Exercise prompt - Pull out every line of the listing below where "Aldundiak" appears.

[START OF Input for this task]

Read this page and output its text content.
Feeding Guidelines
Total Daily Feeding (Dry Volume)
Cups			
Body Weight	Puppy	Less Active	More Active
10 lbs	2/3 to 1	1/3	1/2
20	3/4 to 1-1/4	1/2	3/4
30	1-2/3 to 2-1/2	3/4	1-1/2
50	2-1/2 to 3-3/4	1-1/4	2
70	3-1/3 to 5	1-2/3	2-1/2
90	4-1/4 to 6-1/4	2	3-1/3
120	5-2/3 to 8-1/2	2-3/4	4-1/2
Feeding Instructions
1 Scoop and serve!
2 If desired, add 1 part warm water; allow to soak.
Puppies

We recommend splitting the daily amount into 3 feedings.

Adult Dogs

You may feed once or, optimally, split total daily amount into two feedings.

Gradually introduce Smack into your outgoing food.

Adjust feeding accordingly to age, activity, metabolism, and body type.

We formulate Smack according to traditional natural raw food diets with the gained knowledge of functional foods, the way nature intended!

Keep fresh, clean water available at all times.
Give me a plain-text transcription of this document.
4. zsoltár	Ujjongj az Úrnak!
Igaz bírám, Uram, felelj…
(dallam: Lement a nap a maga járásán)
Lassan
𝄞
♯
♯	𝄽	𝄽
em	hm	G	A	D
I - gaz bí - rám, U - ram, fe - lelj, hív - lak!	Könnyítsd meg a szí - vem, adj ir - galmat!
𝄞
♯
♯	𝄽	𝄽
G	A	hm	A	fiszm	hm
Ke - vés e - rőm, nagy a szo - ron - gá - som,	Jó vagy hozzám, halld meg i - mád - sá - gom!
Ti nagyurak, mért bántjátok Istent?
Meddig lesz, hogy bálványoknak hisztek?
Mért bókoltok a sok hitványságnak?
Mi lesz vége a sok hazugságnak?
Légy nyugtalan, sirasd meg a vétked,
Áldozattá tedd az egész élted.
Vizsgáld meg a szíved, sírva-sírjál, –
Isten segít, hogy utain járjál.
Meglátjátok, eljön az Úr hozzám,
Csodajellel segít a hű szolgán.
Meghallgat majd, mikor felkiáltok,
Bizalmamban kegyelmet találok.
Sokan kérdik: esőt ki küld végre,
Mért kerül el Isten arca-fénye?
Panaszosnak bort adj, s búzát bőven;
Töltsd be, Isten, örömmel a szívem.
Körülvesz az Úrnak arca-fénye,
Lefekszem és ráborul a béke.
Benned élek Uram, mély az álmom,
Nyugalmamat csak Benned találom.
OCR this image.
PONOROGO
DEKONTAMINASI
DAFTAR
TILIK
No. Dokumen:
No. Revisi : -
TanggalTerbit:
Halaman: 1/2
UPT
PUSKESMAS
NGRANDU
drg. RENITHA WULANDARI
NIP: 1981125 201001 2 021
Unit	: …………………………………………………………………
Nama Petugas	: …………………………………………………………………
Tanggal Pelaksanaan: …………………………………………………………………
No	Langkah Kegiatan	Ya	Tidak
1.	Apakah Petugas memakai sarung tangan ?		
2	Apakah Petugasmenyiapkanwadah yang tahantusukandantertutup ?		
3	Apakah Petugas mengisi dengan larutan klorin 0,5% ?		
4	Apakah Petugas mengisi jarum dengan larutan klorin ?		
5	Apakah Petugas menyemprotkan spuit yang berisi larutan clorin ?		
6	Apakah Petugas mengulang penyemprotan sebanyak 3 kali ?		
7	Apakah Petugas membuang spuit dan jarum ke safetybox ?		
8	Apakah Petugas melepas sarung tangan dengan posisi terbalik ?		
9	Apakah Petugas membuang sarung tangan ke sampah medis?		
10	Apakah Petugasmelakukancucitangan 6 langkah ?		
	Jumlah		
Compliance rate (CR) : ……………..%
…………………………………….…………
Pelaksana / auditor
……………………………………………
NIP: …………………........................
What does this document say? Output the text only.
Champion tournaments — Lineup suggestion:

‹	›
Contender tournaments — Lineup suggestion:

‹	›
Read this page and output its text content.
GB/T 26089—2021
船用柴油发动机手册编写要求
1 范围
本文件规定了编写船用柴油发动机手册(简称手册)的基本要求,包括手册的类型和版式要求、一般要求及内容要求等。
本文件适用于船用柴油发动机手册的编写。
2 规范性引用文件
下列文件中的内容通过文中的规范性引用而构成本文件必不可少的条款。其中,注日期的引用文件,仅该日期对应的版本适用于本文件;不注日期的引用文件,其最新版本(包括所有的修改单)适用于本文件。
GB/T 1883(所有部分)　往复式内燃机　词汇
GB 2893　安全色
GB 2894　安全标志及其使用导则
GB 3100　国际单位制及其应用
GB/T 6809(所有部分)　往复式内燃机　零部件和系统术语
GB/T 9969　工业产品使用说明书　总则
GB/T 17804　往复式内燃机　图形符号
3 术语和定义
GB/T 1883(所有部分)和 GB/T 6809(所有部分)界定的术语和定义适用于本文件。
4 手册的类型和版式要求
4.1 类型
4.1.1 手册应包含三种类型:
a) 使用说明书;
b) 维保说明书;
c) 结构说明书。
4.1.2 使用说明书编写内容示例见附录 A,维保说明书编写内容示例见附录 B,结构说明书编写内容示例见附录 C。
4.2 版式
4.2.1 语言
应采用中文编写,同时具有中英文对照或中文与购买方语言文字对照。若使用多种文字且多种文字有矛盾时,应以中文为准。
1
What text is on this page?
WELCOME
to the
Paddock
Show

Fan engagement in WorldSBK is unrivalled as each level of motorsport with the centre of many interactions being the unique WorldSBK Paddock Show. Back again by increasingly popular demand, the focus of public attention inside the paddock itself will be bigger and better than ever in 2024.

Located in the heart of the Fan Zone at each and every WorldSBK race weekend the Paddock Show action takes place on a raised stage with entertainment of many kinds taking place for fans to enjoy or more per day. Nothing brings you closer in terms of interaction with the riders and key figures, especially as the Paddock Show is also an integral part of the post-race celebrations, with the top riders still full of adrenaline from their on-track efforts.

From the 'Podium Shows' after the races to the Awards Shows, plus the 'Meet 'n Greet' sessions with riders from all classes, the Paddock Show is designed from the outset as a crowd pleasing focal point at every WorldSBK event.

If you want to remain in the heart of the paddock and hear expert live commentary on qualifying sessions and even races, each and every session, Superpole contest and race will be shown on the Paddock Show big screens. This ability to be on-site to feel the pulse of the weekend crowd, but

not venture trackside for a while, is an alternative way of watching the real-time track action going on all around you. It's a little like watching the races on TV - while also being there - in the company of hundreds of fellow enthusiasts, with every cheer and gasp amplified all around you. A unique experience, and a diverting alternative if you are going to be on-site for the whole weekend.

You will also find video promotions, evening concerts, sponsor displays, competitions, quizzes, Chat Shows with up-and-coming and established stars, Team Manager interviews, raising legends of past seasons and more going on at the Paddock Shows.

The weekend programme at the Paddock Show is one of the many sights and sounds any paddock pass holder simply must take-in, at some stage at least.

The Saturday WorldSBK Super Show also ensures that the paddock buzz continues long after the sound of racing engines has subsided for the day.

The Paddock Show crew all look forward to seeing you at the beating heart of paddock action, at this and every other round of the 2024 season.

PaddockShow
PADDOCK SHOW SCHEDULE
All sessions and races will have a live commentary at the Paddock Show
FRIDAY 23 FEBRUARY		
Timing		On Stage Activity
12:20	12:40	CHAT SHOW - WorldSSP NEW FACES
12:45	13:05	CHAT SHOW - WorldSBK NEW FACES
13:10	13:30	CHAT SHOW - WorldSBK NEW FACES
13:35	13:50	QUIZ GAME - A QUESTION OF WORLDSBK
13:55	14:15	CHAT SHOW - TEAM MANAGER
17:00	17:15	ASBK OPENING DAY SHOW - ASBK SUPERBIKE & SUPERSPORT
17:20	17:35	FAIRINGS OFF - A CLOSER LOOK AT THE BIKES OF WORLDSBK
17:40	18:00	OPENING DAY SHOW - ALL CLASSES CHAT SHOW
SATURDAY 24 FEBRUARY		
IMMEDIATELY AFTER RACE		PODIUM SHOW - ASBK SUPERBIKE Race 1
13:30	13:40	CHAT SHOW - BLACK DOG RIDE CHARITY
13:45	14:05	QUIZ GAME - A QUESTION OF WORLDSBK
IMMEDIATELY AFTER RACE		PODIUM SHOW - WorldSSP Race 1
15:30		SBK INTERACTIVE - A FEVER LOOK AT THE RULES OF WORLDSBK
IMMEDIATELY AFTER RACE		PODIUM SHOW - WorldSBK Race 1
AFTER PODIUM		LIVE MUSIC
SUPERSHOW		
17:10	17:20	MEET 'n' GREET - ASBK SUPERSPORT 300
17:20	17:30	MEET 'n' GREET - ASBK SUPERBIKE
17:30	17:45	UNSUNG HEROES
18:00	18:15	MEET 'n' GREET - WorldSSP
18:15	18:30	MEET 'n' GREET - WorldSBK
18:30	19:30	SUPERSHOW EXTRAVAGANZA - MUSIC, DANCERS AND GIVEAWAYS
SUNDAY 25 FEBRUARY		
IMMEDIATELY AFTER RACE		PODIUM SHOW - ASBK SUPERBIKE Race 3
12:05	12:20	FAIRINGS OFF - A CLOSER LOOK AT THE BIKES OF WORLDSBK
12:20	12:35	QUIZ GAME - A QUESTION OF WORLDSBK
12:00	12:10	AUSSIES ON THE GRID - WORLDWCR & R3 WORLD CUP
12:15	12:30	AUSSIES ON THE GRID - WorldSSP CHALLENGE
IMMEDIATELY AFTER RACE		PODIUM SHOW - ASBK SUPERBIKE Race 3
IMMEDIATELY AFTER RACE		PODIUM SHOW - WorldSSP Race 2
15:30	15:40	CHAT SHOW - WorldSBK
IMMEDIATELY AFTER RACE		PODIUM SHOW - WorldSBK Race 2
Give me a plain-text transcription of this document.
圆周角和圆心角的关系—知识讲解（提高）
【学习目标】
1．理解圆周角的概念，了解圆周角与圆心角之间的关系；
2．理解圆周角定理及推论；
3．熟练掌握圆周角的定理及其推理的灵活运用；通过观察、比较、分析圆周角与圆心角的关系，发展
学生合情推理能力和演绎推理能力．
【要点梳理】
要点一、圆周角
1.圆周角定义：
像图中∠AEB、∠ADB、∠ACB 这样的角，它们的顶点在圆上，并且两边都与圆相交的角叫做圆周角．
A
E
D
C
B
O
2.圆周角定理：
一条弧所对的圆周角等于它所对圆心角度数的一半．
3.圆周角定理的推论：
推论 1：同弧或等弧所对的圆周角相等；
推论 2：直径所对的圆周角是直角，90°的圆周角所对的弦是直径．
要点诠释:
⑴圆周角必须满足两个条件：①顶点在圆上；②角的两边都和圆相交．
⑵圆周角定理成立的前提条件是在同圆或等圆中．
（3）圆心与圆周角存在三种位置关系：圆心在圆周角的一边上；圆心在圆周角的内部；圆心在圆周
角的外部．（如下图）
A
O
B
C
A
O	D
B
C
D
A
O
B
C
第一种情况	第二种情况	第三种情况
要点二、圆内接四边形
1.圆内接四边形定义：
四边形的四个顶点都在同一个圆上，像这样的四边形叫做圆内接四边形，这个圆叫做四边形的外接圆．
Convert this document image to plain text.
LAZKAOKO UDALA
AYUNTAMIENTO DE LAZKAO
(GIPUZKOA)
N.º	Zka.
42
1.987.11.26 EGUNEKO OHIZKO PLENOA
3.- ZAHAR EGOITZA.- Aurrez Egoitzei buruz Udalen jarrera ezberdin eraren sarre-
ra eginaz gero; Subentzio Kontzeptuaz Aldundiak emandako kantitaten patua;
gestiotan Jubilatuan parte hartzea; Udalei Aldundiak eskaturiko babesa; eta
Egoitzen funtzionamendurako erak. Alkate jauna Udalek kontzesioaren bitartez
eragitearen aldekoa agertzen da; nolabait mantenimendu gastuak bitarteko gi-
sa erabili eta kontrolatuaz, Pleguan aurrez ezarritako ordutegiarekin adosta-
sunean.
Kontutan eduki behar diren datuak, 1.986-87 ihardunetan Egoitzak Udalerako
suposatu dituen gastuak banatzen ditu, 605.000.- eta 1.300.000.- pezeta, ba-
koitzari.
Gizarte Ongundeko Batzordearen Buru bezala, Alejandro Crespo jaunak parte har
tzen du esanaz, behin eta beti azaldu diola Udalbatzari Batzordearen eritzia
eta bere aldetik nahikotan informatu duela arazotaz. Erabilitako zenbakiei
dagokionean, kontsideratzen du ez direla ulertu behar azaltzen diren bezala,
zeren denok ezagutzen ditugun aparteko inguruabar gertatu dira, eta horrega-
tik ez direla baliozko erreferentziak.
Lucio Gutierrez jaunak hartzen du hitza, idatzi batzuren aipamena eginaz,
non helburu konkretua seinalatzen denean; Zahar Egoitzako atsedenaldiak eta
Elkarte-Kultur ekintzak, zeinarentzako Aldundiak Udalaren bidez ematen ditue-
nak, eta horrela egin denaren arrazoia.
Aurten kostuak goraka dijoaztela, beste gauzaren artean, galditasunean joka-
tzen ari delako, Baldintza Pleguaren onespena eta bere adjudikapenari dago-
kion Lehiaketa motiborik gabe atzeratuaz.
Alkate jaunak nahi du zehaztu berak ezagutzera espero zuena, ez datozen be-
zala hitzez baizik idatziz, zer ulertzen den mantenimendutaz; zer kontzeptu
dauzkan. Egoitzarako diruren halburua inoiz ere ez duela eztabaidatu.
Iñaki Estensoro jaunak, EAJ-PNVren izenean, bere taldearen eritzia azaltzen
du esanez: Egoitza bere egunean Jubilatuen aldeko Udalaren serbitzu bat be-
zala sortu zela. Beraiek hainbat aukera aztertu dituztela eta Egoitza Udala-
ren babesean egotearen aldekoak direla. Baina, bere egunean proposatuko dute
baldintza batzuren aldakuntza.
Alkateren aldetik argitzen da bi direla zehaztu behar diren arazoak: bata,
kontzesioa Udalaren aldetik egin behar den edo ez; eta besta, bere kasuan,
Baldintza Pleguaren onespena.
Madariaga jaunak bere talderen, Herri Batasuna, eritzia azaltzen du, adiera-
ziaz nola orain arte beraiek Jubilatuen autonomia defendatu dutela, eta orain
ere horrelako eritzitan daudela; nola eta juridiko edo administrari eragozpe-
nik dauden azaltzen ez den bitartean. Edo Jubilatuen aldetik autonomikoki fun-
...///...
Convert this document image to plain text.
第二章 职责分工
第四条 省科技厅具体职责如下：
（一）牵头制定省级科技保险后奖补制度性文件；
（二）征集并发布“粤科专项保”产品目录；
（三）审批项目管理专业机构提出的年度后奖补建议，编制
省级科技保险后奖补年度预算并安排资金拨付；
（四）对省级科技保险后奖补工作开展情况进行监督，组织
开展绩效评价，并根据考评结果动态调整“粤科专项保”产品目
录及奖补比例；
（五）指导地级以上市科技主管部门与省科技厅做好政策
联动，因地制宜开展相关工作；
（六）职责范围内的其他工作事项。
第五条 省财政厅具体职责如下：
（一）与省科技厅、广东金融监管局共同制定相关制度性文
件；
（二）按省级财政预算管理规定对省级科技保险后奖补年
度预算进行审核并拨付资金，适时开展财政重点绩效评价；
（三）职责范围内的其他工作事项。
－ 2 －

[END OF Input for this task]

Result for this task -
ra eginaz gero; Subentzio Kontzeptuaz Aldundiak emandako kantitaten patua;
gestiotan Jubilatuan parte hartzea; Udalei Aldundiak eskaturiko babesa; eta
Elkarte-Kultur ekintzak, zeinarentzako Aldundiak Udalaren bidez ematen ditue-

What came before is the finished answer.